Job>
Quote all entries exactly, leaving pictures aside.
===== Extracted information
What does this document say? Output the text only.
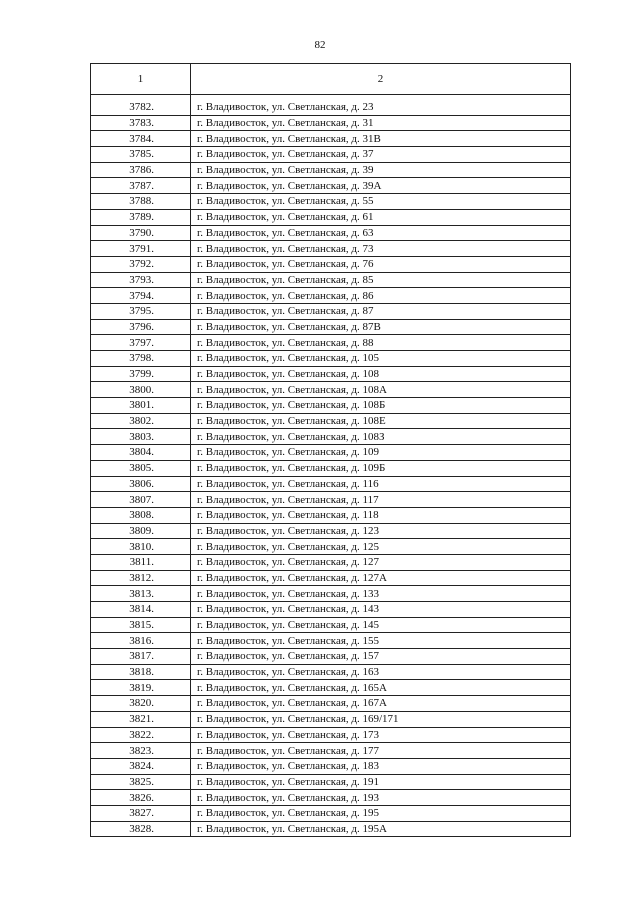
82
1	2

3782.	г. Владивосток, ул. Светланская, д. 23
3783.	г. Владивосток, ул. Светланская, д. 31
3784.	г. Владивосток, ул. Светланская, д. 31В
3785.	г. Владивосток, ул. Светланская, д. 37
3786.	г. Владивосток, ул. Светланская, д. 39
3787.	г. Владивосток, ул. Светланская, д. 39А
3788.	г. Владивосток, ул. Светланская, д. 55
3789.	г. Владивосток, ул. Светланская, д. 61
3790.	г. Владивосток, ул. Светланская, д. 63
3791.	г. Владивосток, ул. Светланская, д. 73
3792.	г. Владивосток, ул. Светланская, д. 76
3793.	г. Владивосток, ул. Светланская, д. 85
3794.	г. Владивосток, ул. Светланская, д. 86
3795.	г. Владивосток, ул. Светланская, д. 87
3796.	г. Владивосток, ул. Светланская, д. 87В
3797.	г. Владивосток, ул. Светланская, д. 88
3798.	г. Владивосток, ул. Светланская, д. 105
3799.	г. Владивосток, ул. Светланская, д. 108
3800.	г. Владивосток, ул. Светланская, д. 108А
3801.	г. Владивосток, ул. Светланская, д. 108Б
3802.	г. Владивосток, ул. Светланская, д. 108Е
3803.	г. Владивосток, ул. Светланская, д. 108З
3804.	г. Владивосток, ул. Светланская, д. 109
3805.	г. Владивосток, ул. Светланская, д. 109Б
3806.	г. Владивосток, ул. Светланская, д. 116
3807.	г. Владивосток, ул. Светланская, д. 117
3808.	г. Владивосток, ул. Светланская, д. 118
3809.	г. Владивосток, ул. Светланская, д. 123
3810.	г. Владивосток, ул. Светланская, д. 125
3811.	г. Владивосток, ул. Светланская, д. 127
3812.	г. Владивосток, ул. Светланская, д. 127А
3813.	г. Владивосток, ул. Светланская, д. 133
3814.	г. Владивосток, ул. Светланская, д. 143
3815.	г. Владивосток, ул. Светланская, д. 145
3816.	г. Владивосток, ул. Светланская, д. 155
3817.	г. Владивосток, ул. Светланская, д. 157
3818.	г. Владивосток, ул. Светланская, д. 163
3819.	г. Владивосток, ул. Светланская, д. 165А
3820.	г. Владивосток, ул. Светланская, д. 167А
3821.	г. Владивосток, ул. Светланская, д. 169/171
3822.	г. Владивосток, ул. Светланская, д. 173
3823.	г. Владивосток, ул. Светланская, д. 177
3824.	г. Владивосток, ул. Светланская, д. 183
3825.	г. Владивосток, ул. Светланская, д. 191
3826.	г. Владивосток, ул. Светланская, д. 193
3827.	г. Владивосток, ул. Светланская, д. 195
3828.	г. Владивосток, ул. Светланская, д. 195А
==========
Solution to this problem>
What does this document say? Output the text only.
82
1	2

3782.	г. Владивосток, ул. Светланская, д. 23
3783.	г. Владивосток, ул. Светланская, д. 31
3784.	г. Владивосток, ул. Светланская, д. 31В
3785.	г. Владивосток, ул. Светланская, д. 37
3786.	г. Владивосток, ул. Светланская, д. 39
3787.	г. Владивосток, ул. Светланская, д. 39А
3788.	г. Владивосток, ул. Светланская, д. 55
3789.	г. Владивосток, ул. Светланская, д. 61
3790.	г. Владивосток, ул. Светланская, д. 63
3791.	г. Владивосток, ул. Светланская, д. 73
3792.	г. Владивосток, ул. Светланская, д. 76
3793.	г. Владивосток, ул. Светланская, д. 85
3794.	г. Владивосток, ул. Светланская, д. 86
3795.	г. Владивосток, ул. Светланская, д. 87
3796.	г. Владивосток, ул. Светланская, д. 87В
3797.	г. Владивосток, ул. Светланская, д. 88
3798.	г. Владивосток, ул. Светланская, д. 105
3799.	г. Владивосток, ул. Светланская, д. 108
3800.	г. Владивосток, ул. Светланская, д. 108А
3801.	г. Владивосток, ул. Светланская, д. 108Б
3802.	г. Владивосток, ул. Светланская, д. 108Е
3803.	г. Владивосток, ул. Светланская, д. 108З
3804.	г. Владивосток, ул. Светланская, д. 109
3805.	г. Владивосток, ул. Светланская, д. 109Б
3806.	г. Владивосток, ул. Светланская, д. 116
3807.	г. Владивосток, ул. Светланская, д. 117
3808.	г. Владивосток, ул. Светланская, д. 118
3809.	г. Владивосток, ул. Светланская, д. 123
3810.	г. Владивосток, ул. Светланская, д. 125
3811.	г. Владивосток, ул. Светланская, д. 127
3812.	г. Владивосток, ул. Светланская, д. 127А
3813.	г. Владивосток, ул. Светланская, д. 133
3814.	г. Владивосток, ул. Светланская, д. 143
3815.	г. Владивосток, ул. Светланская, д. 145
3816.	г. Владивосток, ул. Светланская, д. 155
3817.	г. Владивосток, ул. Светланская, д. 157
3818.	г. Владивосток, ул. Светланская, д. 163
3819.	г. Владивосток, ул. Светланская, д. 165А
3820.	г. Владивосток, ул. Светланская, д. 167А
3821.	г. Владивосток, ул. Светланская, д. 169/171
3822.	г. Владивосток, ул. Светланская, д. 173
3823.	г. Владивосток, ул. Светланская, д. 177
3824.	г. Владивосток, ул. Светланская, д. 183
3825.	г. Владивосток, ул. Светланская, д. 191
3826.	г. Владивосток, ул. Светланская, д. 193
3827.	г. Владивосток, ул. Светланская, д. 195
3828.	г. Владивосток, ул. Светланская, д. 195А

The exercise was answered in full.